§ **WHAT THE TASK ASKS**
Pick out each line in these entries that contains the string "JSON".

§ **SUPPLIED RECORDS**
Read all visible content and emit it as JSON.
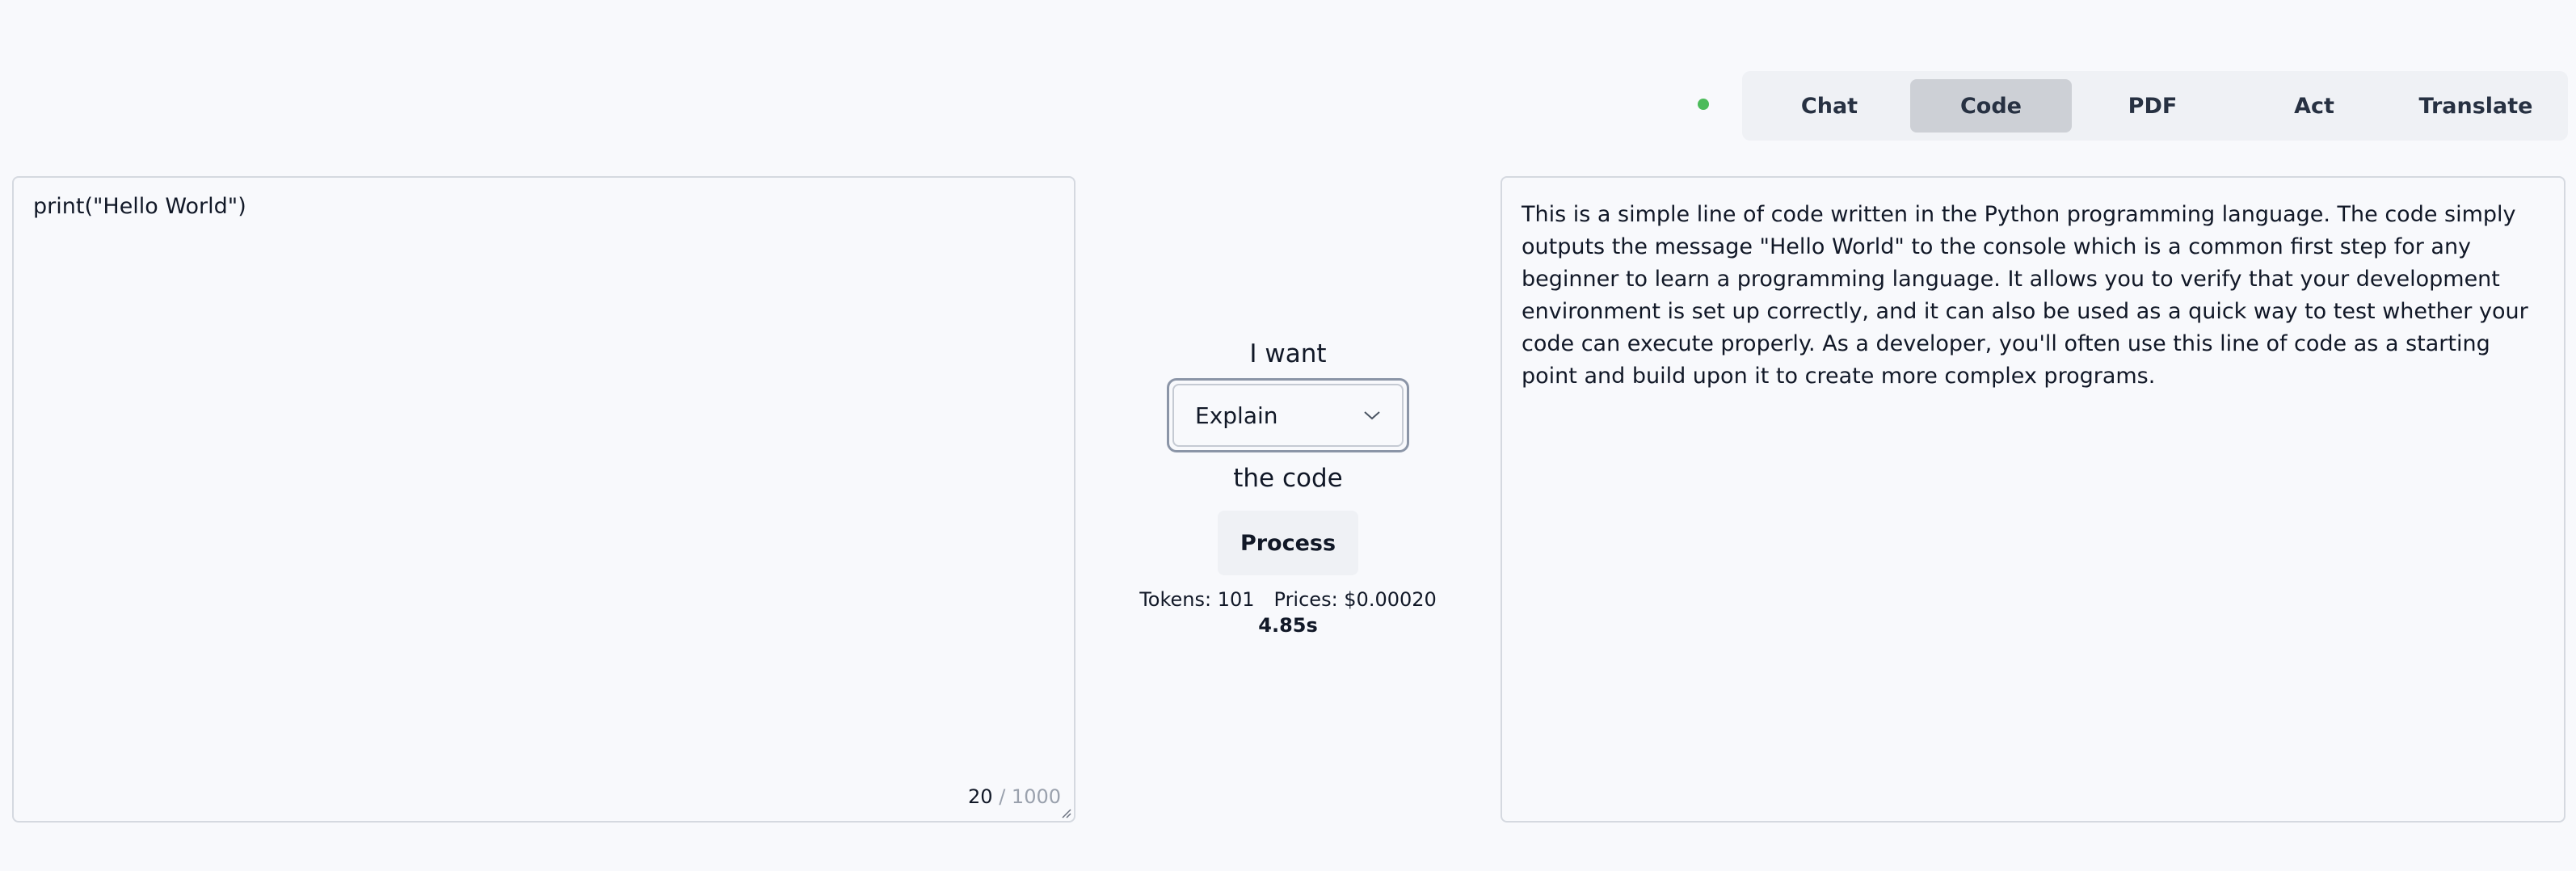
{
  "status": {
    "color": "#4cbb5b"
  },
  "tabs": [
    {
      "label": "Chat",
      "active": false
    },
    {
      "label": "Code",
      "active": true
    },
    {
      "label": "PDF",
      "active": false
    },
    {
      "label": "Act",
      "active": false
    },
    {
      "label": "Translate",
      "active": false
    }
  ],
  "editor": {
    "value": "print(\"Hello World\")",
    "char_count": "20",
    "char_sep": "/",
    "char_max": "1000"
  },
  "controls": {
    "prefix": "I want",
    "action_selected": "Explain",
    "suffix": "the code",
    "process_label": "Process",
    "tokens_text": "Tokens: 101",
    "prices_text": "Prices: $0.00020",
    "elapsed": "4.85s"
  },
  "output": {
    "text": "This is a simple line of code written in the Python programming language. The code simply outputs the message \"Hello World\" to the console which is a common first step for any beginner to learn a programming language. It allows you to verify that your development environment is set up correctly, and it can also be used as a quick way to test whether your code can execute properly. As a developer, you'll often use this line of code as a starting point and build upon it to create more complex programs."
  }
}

--

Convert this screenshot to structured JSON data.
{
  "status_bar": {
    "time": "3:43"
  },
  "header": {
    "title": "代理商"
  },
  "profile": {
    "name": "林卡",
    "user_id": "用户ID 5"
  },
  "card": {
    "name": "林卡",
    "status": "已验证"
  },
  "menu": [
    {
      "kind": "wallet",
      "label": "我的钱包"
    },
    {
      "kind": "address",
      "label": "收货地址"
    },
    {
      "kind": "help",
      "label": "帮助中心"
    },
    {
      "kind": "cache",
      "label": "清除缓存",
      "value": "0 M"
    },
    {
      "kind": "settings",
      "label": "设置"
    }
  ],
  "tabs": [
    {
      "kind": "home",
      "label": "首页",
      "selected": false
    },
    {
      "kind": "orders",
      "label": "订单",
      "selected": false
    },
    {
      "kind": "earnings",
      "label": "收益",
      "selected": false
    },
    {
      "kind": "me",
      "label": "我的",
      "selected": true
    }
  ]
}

§ **TASK OUTPUT**
Read all visible content and emit it as JSON.
Convert this screenshot to structured JSON data.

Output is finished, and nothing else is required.